§ Exercise details: List each line of the data that holds the string "中国人口文化促进会".

§ Dataset excerpts:
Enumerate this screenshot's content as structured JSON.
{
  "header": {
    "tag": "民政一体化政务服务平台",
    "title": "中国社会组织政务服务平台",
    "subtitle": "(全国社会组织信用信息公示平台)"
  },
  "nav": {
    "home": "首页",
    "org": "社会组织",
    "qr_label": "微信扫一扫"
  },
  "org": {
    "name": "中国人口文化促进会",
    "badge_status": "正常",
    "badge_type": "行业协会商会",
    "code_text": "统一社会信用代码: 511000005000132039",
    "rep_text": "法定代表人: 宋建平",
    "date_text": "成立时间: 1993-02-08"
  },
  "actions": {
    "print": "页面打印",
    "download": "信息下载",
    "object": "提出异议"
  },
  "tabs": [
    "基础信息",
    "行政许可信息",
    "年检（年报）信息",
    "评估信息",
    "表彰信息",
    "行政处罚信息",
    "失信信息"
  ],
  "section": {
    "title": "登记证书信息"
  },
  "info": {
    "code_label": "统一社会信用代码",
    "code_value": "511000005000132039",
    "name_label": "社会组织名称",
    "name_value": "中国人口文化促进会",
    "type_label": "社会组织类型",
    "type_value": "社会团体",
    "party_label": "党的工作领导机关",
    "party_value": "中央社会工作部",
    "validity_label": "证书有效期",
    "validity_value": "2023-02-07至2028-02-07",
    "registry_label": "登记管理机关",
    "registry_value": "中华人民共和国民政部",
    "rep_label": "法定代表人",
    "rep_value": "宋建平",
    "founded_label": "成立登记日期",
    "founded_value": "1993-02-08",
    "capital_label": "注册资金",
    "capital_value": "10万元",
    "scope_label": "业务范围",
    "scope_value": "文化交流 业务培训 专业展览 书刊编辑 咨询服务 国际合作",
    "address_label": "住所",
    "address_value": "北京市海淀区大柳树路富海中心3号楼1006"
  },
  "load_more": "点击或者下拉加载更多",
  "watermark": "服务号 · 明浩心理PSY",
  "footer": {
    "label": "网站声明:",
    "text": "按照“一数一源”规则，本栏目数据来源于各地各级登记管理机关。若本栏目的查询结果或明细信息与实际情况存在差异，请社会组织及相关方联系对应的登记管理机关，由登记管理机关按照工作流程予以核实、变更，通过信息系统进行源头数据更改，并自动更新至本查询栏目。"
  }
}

§ Task output:
    "name": "中国人口文化促进会",
    "name_value": "中国人口文化促进会",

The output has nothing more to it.